Available records -
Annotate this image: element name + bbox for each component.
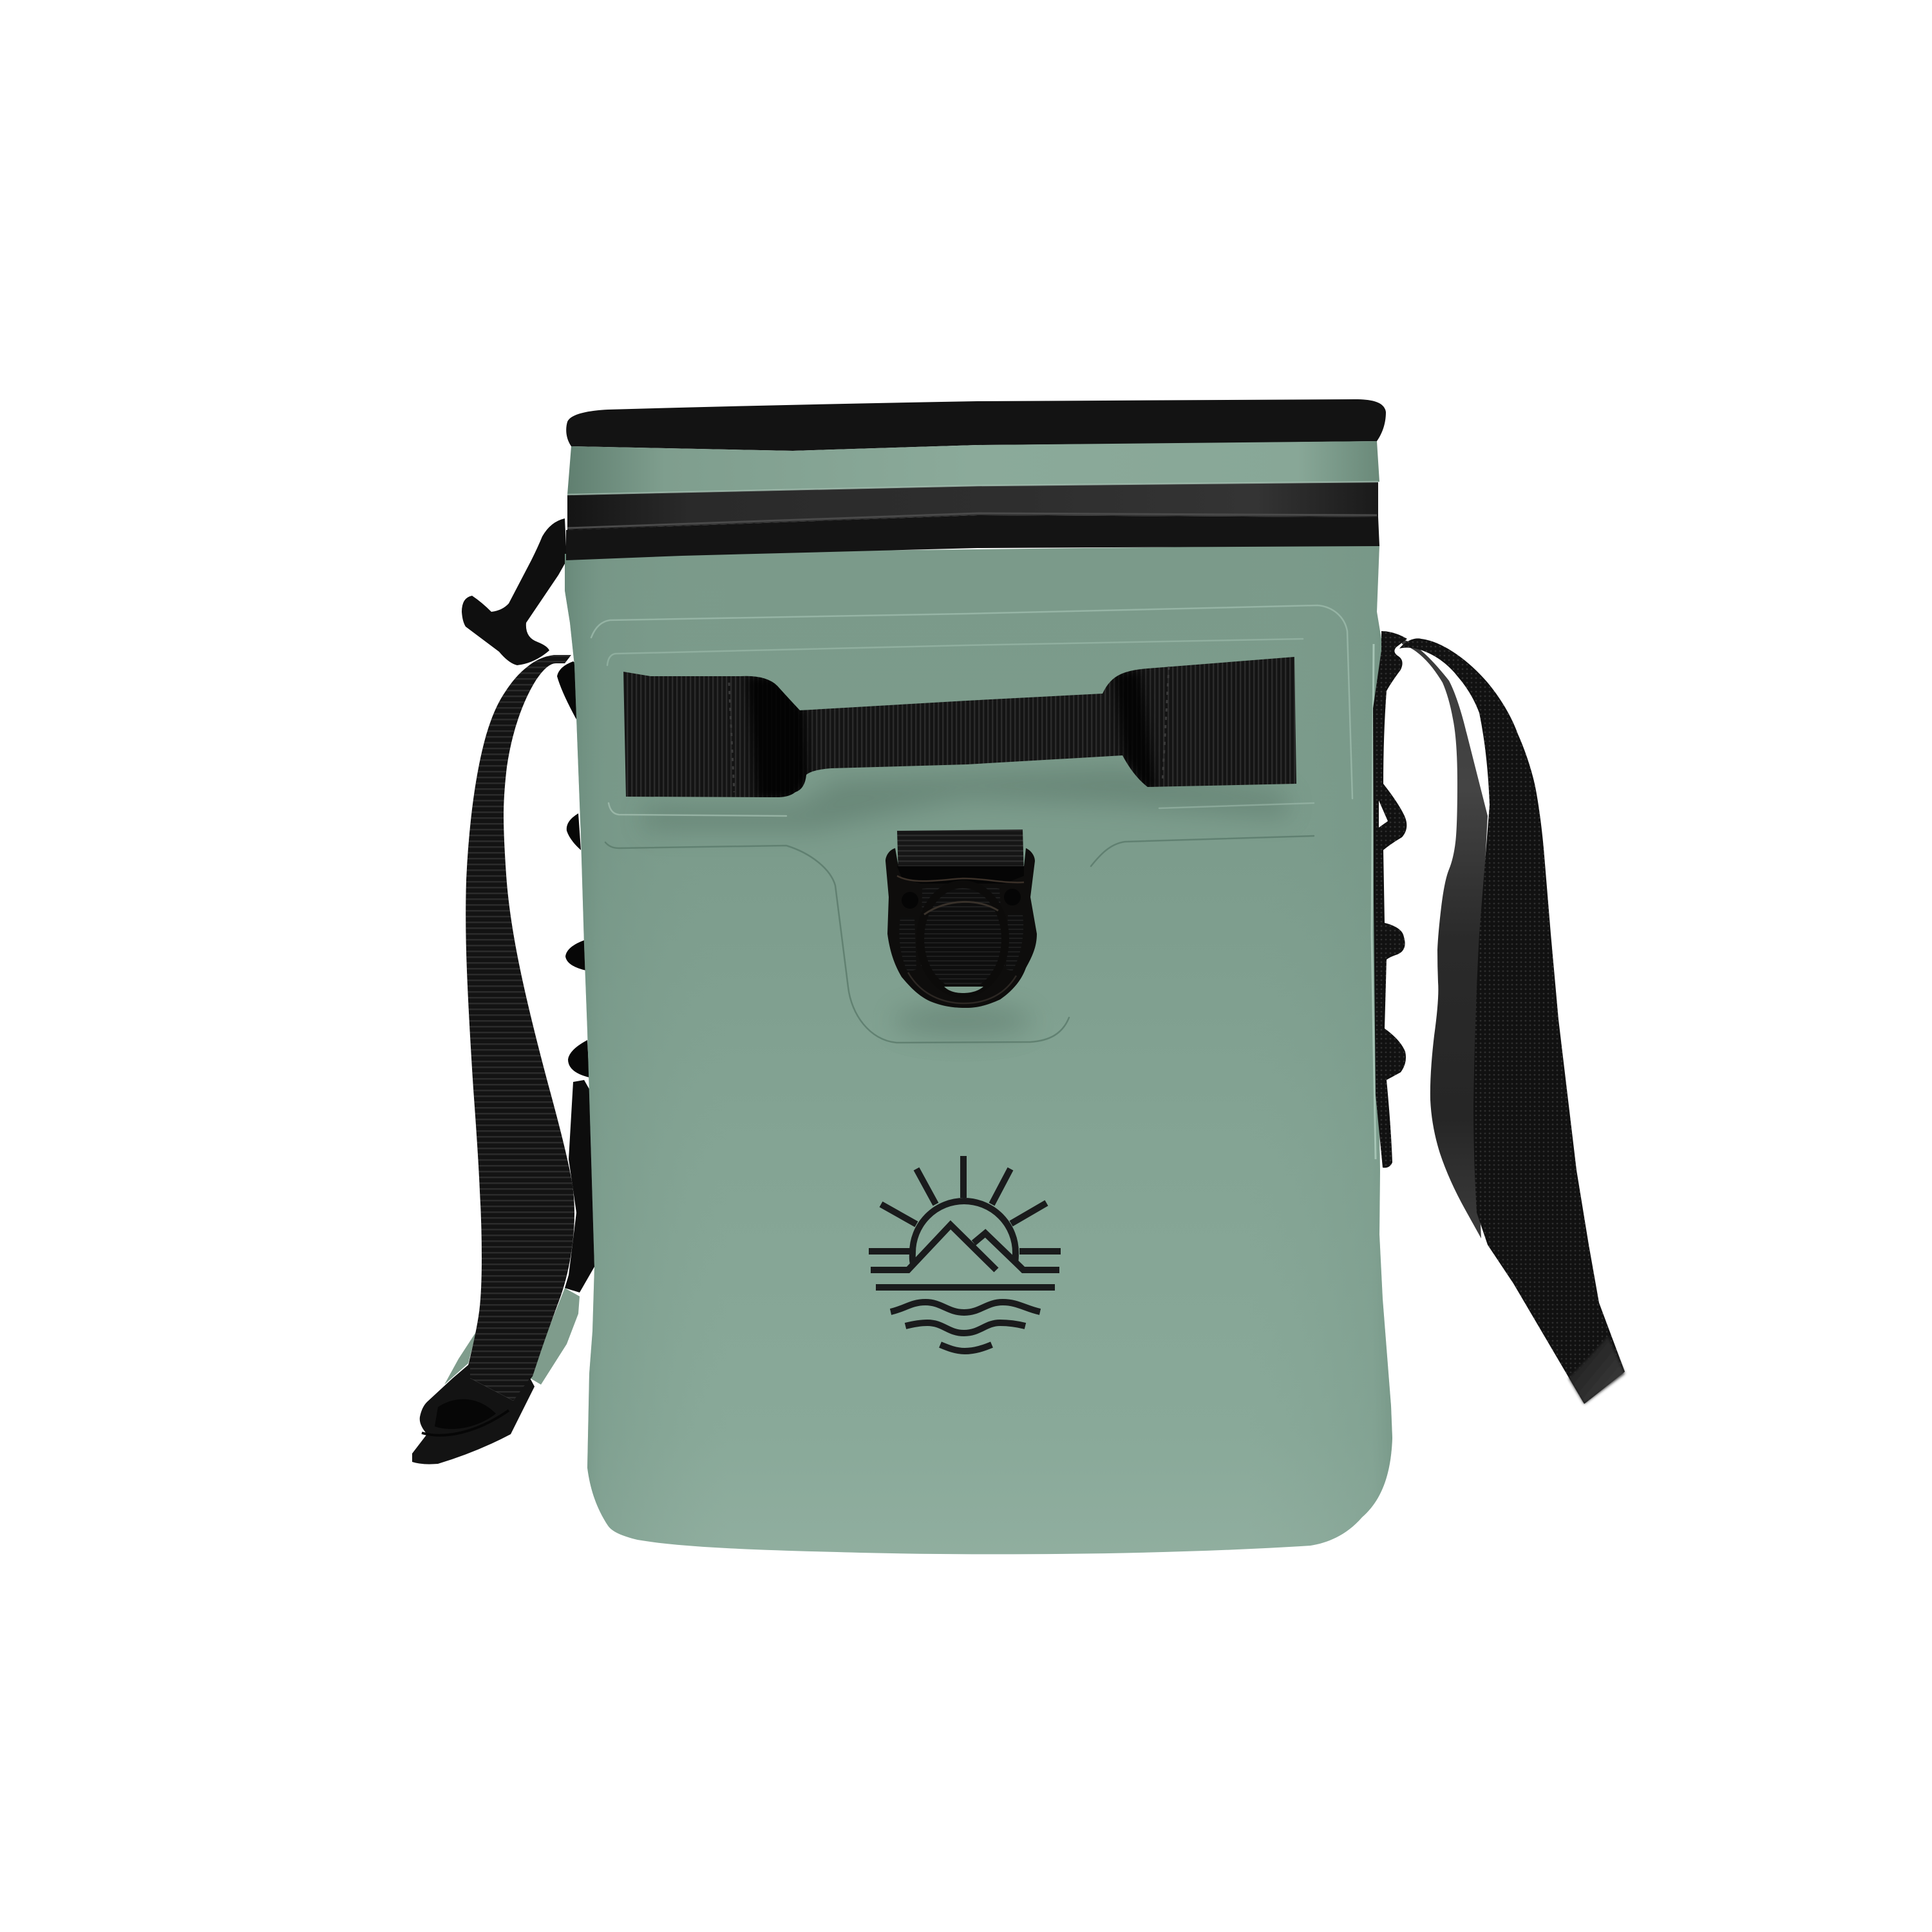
waves: [891, 1302, 1040, 1312]
left shoulder strap: [412, 655, 574, 1464]
sun rays: [881, 1156, 1046, 1224]
zipper lower lip: [566, 515, 1379, 560]
top black binding: [566, 399, 1386, 451]
mountains: [871, 1225, 1059, 1270]
side webbing: right: [1373, 631, 1407, 1168]
green lid stripe: [567, 441, 1379, 495]
zipper upper lip: [567, 482, 1378, 530]
left strap lower back piece: [565, 1080, 594, 1293]
handle fold shadows: [747, 670, 1156, 799]
strap front layer: [1399, 638, 1625, 1404]
strap back layer: [1402, 639, 1488, 1238]
welded seam panels: [591, 605, 1352, 1043]
sun arc: [913, 1201, 1016, 1264]
webbing through ring: [921, 886, 1005, 985]
right shoulder strap: [1399, 638, 1625, 1404]
side slots: [899, 918, 916, 972]
inner D highlight: [920, 884, 1005, 994]
sage opening: [944, 987, 983, 993]
left strap side loops: [557, 661, 589, 1077]
handle stitching: [729, 667, 1169, 792]
D-ring tie down: [886, 829, 1037, 1008]
zipper highlight: [567, 513, 1377, 528]
water line: [876, 1284, 1055, 1291]
bag body: [560, 541, 1397, 1558]
webbing tab: [897, 829, 1024, 876]
folded strap end: [412, 1363, 535, 1464]
ring plate: [886, 848, 1037, 1008]
ring holes: [902, 892, 918, 909]
handle webbing: [623, 657, 1296, 797]
product illustration: sage green cooler bag: [412, 399, 1627, 1555]
body edge shading: [560, 541, 1397, 1558]
logo: sun, mountains and waves: [869, 1156, 1061, 1351]
carry handle: [623, 657, 1296, 799]
waterproof zipper: [566, 482, 1379, 560]
left strap sage backing: [444, 1288, 580, 1385]
right side seam: [1372, 644, 1376, 1159]
gap under tab: [897, 866, 1024, 884]
horizon lines: [869, 1248, 1061, 1255]
clip hook: [462, 518, 567, 665]
frayed strap tip: [1569, 1336, 1625, 1404]
contact shadows: [644, 766, 1288, 1036]
body fill: [565, 545, 1392, 1554]
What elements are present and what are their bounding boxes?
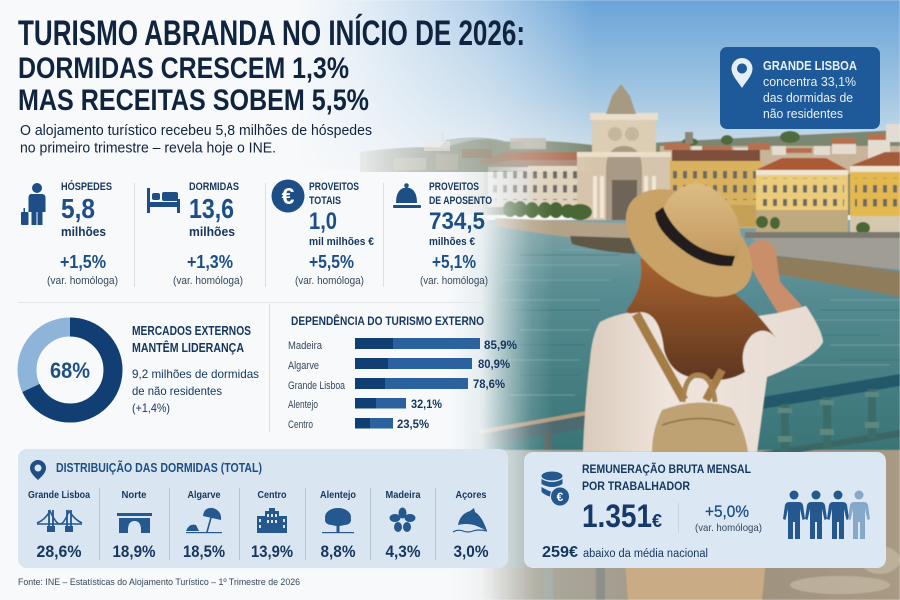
icon: suspension bridge (37, 510, 82, 532)
kpi: proveitos de aposento: +5,1% (432, 252, 476, 272)
kpi: proveitos totais (272, 180, 374, 287)
yellow building three (850, 152, 900, 237)
text: mercados externos: MERCADOS EXTERNOS (132, 324, 251, 338)
donut chart: 68% foreign markets (27, 327, 113, 413)
panel: remuneração: 1.351 (582, 498, 652, 534)
kpi: proveitos de aposento: DE APOSENTO (429, 195, 492, 207)
woman: forearm (745, 242, 802, 316)
callout: Grande Lisboa: GRANDE LISBOA (763, 59, 857, 73)
callout: Grande Lisboa: concentra 33,1% (763, 75, 856, 89)
woman: backpack (652, 402, 748, 452)
panel: remuneração: (var. homóloga) (695, 522, 762, 534)
kpi: proveitos totais: PROVEITOS (309, 181, 359, 193)
kpi: hóspedes: milhões (61, 224, 106, 239)
bar: Grande Lisboa: Grande Lisboa (288, 380, 346, 392)
title: MAS RECEITAS SOBEM 5,5% (18, 84, 369, 117)
heading: DISTRIBUIÇÃO DAS DORMIDAS (TOTAL) (56, 460, 262, 475)
kpi: dormidas: (var. homóloga) (173, 275, 243, 287)
kpi: proveitos totais: +5,5% (309, 252, 354, 272)
icon: stone bridge (117, 513, 152, 533)
hilltop trees (682, 131, 800, 146)
kpi: hóspedes: +1,5% (60, 252, 106, 272)
background town (480, 124, 900, 174)
faded skyline at left of photo (365, 132, 530, 172)
panel: remuneração: 259€ (542, 544, 578, 561)
woman: hair (626, 258, 776, 380)
kpi: proveitos totais: TOTAIS (309, 195, 341, 207)
kpi: dormidas: DORMIDAS (189, 181, 239, 193)
icon: euro badge: € (282, 183, 295, 209)
donut chart: 68% foreign markets: 68% (50, 358, 90, 383)
region: Alentejo: 8,8% (320, 542, 356, 561)
bar: Grande Lisboa (288, 377, 505, 392)
title (18, 13, 525, 117)
kpi: dormidas: +1,3% (187, 252, 233, 272)
region: Centro: 13,9% (251, 542, 293, 561)
title: DORMIDAS CRESCEM 1,3% (18, 52, 349, 85)
kpi: proveitos totais: mil milhões € (309, 236, 374, 248)
region: Algarve: 18,5% (183, 542, 225, 561)
callout: Grande Lisboa (720, 47, 880, 129)
kpi: proveitos totais: 1,0 (309, 208, 337, 235)
kpi: proveitos de aposento: 734,5 (429, 208, 485, 235)
icon: beach umbrella (186, 508, 222, 533)
pavement (440, 450, 900, 600)
riverside trees (503, 201, 870, 234)
region: Centro: Centro (258, 489, 286, 501)
region: Alentejo (320, 489, 356, 561)
icon: dolphin (453, 508, 487, 532)
icon: bed (147, 188, 180, 213)
woman: backpack straps (636, 314, 722, 400)
callout: Grande Lisboa: das dormidas de (763, 91, 853, 105)
text: mercados externos: 9,2 milhões de dormidas (132, 367, 259, 381)
panel: key figures (21, 180, 492, 287)
railing right (762, 374, 900, 458)
subtitle: no primeiro trimestre – revela hoje o INE. (20, 140, 276, 156)
woman: shorts (625, 560, 766, 600)
region: Norte (112, 489, 156, 561)
bar: Alentejo: 32,1% (411, 397, 442, 411)
icon: white location pin (732, 58, 752, 88)
region: Madeira: 4,3% (386, 542, 420, 561)
text: mercados externos: (+1,4%) (132, 401, 170, 415)
subtitle (20, 122, 372, 156)
bar chart: dependência do turismo externo: DEPENDÊNCIA DO TURISMO EXTERNO (291, 313, 484, 328)
bar: Madeira: 85,9% (484, 338, 517, 352)
icon: cork tree (322, 508, 354, 533)
region: Algarve (183, 489, 225, 561)
title: TURISMO ABRANDA NO INÍCIO DE 2026: (18, 13, 525, 53)
kpi: dormidas: milhões (189, 224, 235, 239)
water ripples (500, 250, 900, 395)
icon: four workers, one lighter (783, 490, 870, 539)
sky (0, 0, 900, 170)
kpi: dormidas: 13,6 (189, 193, 234, 224)
region: Norte: Norte (122, 489, 147, 501)
woman: hat crown (658, 183, 741, 260)
region: Norte: 18,9% (112, 542, 156, 561)
triumphal arch (577, 84, 671, 220)
icon: location pin (30, 460, 46, 480)
region: Algarve: Algarve (188, 489, 221, 501)
left wing building (488, 160, 578, 208)
icon: flower (390, 508, 416, 532)
yellow building two (756, 158, 848, 232)
kpi: hóspedes: HÓSPEDES (61, 180, 112, 193)
quay and shore (495, 218, 900, 297)
woman: hand (750, 240, 774, 264)
kpi: proveitos de aposento: PROVEITOS (429, 181, 479, 193)
kpi: proveitos de aposento: milhões € (429, 236, 475, 248)
woman: hat brim (606, 167, 772, 319)
region: Madeira (386, 489, 421, 561)
kpi: hóspedes (21, 180, 118, 287)
panel: distribuição das dormidas (18, 449, 508, 568)
callout: Grande Lisboa: não residentes (763, 107, 843, 121)
water (360, 220, 900, 455)
veil over content area (0, 172, 560, 600)
text: mercados externos: MANTÊM LIDERANÇA (132, 340, 244, 355)
panel: remuneração: POR TRABALHADOR (582, 479, 690, 493)
panel: remuneração (524, 452, 886, 568)
region: Açores: Açores (456, 489, 487, 501)
bar: Alentejo: Alentejo (288, 399, 318, 411)
panel: remuneração: € (652, 511, 662, 531)
subtitle: O alojamento turístico recebeu 5,8 milhões de hóspedes (20, 122, 372, 139)
bar: Grande Lisboa: 78,6% (473, 377, 505, 391)
veil over sky and skyline (0, 0, 600, 172)
region: Açores: 3,0% (454, 542, 488, 561)
bar: Algarve (288, 357, 510, 372)
text: mercados externos: de não residentes (132, 384, 222, 398)
yellow building one (670, 150, 762, 228)
region: Grande Lisboa (28, 489, 90, 561)
icon: university building (257, 508, 287, 533)
kpi: hóspedes: 5,8 (61, 193, 95, 224)
icon: coin stack with euro: € (557, 490, 564, 504)
region: Grande Lisboa: Grande Lisboa (28, 489, 90, 501)
bar: Centro (288, 417, 429, 431)
bar: Alentejo (288, 397, 442, 411)
woman: backpack handle (683, 375, 715, 402)
icon: traveller with suitcase (21, 183, 46, 225)
distant hills (360, 130, 900, 215)
region: Madeira: Madeira (386, 489, 421, 501)
panel: remuneração: abaixo da média nacional (583, 548, 708, 560)
kpi: hóspedes: (var. homóloga) (47, 275, 118, 287)
icon: coin stack with euro (542, 472, 570, 506)
region: Açores (453, 489, 488, 561)
railing left (480, 411, 605, 600)
text: mercados externos (132, 324, 259, 415)
kpi: dormidas (147, 181, 243, 287)
bar chart: dependência do turismo externo (288, 313, 517, 431)
kpi: proveitos totais: (var. homóloga) (295, 275, 364, 287)
bar: Centro: 23,5% (397, 417, 429, 431)
region: Alentejo: Alentejo (320, 489, 356, 501)
woman: shirt (583, 306, 823, 452)
bar: Centro: Centro (288, 419, 313, 431)
kpi: proveitos de aposento (393, 181, 492, 287)
kpi: proveitos de aposento: (var. homóloga) (420, 275, 488, 287)
woman: hat band (655, 207, 735, 266)
panel: remuneração: +5,0% (705, 502, 749, 521)
region: Grande Lisboa: 28,6% (36, 542, 82, 561)
region: Centro (251, 489, 293, 561)
bar: Algarve: 80,9% (478, 357, 510, 371)
source note: Fonte: INE – Estatísticas do Alojamento Turístico – 1º Trimestre de 2026 (18, 577, 300, 588)
icon: service bell (393, 183, 421, 208)
panel: remuneração: REMUNERAÇÃO BRUTA MENSAL (582, 461, 751, 476)
bar: Madeira (288, 338, 517, 352)
bar: Madeira: Madeira (288, 340, 323, 352)
bar: Algarve: Algarve (288, 360, 319, 372)
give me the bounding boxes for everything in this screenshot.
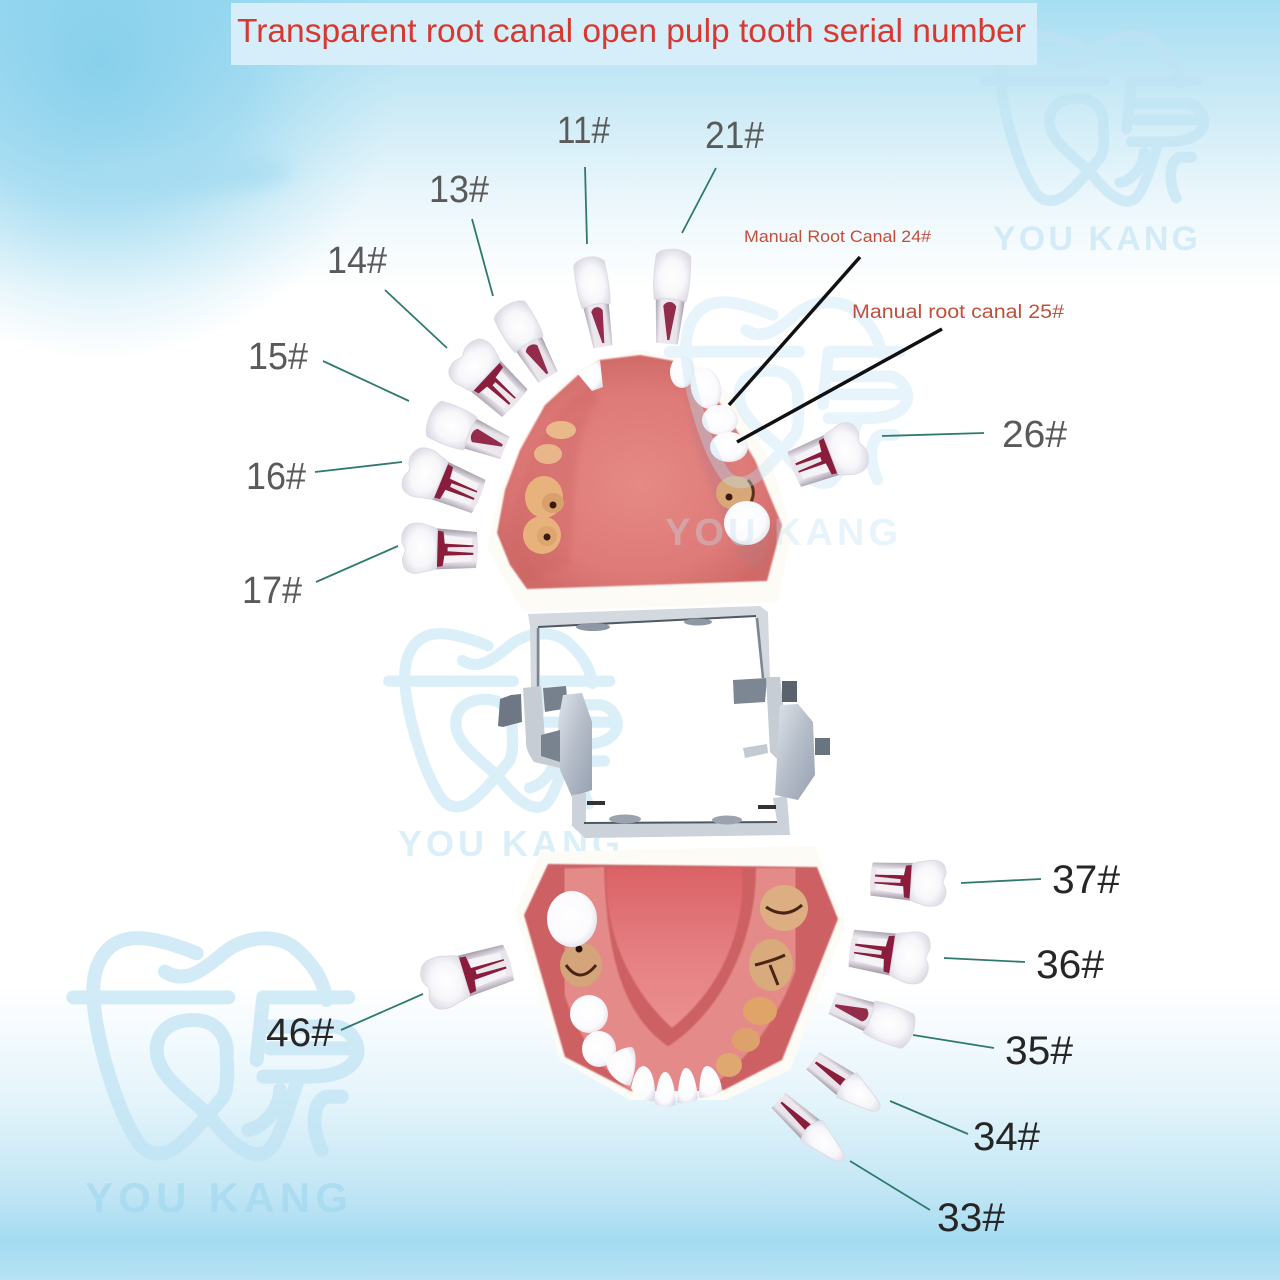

What is asked -
Return the rows from the line with "waves: [891, 1302, 1040, 1312]" up to and including the line with "horizon lines: [869, 1248, 1061, 1255]", unchanged.

Solution -
waves: [891, 1302, 1040, 1312]
left shoulder strap: [412, 655, 574, 1464]
sun rays: [881, 1156, 1046, 1224]
zipper lower lip: [566, 515, 1379, 560]
top black binding: [566, 399, 1386, 451]
mountains: [871, 1225, 1059, 1270]
side webbing: right: [1373, 631, 1407, 1168]
green lid stripe: [567, 441, 1379, 495]
zipper upper lip: [567, 482, 1378, 530]
left strap lower back piece: [565, 1080, 594, 1293]
handle fold shadows: [747, 670, 1156, 799]
strap front layer: [1399, 638, 1625, 1404]
strap back layer: [1402, 639, 1488, 1238]
welded seam panels: [591, 605, 1352, 1043]
sun arc: [913, 1201, 1016, 1264]
webbing through ring: [921, 886, 1005, 985]
right shoulder strap: [1399, 638, 1625, 1404]
side slots: [899, 918, 916, 972]
inner D highlight: [920, 884, 1005, 994]
sage opening: [944, 987, 983, 993]
left strap side loops: [557, 661, 589, 1077]
handle stitching: [729, 667, 1169, 792]
D-ring tie down: [886, 829, 1037, 1008]
zipper highlight: [567, 513, 1377, 528]
water line: [876, 1284, 1055, 1291]
bag body: [560, 541, 1397, 1558]
webbing tab: [897, 829, 1024, 876]
folded strap end: [412, 1363, 535, 1464]
ring plate: [886, 848, 1037, 1008]
ring holes: [902, 892, 918, 909]
handle webbing: [623, 657, 1296, 797]
product illustration: sage green cooler bag: [412, 399, 1627, 1555]
body edge shading: [560, 541, 1397, 1558]
logo: sun, mountains and waves: [869, 1156, 1061, 1351]
carry handle: [623, 657, 1296, 799]
waterproof zipper: [566, 482, 1379, 560]
left strap sage backing: [444, 1288, 580, 1385]
right side seam: [1372, 644, 1376, 1159]
gap under tab: [897, 866, 1024, 884]
horizon lines: [869, 1248, 1061, 1255]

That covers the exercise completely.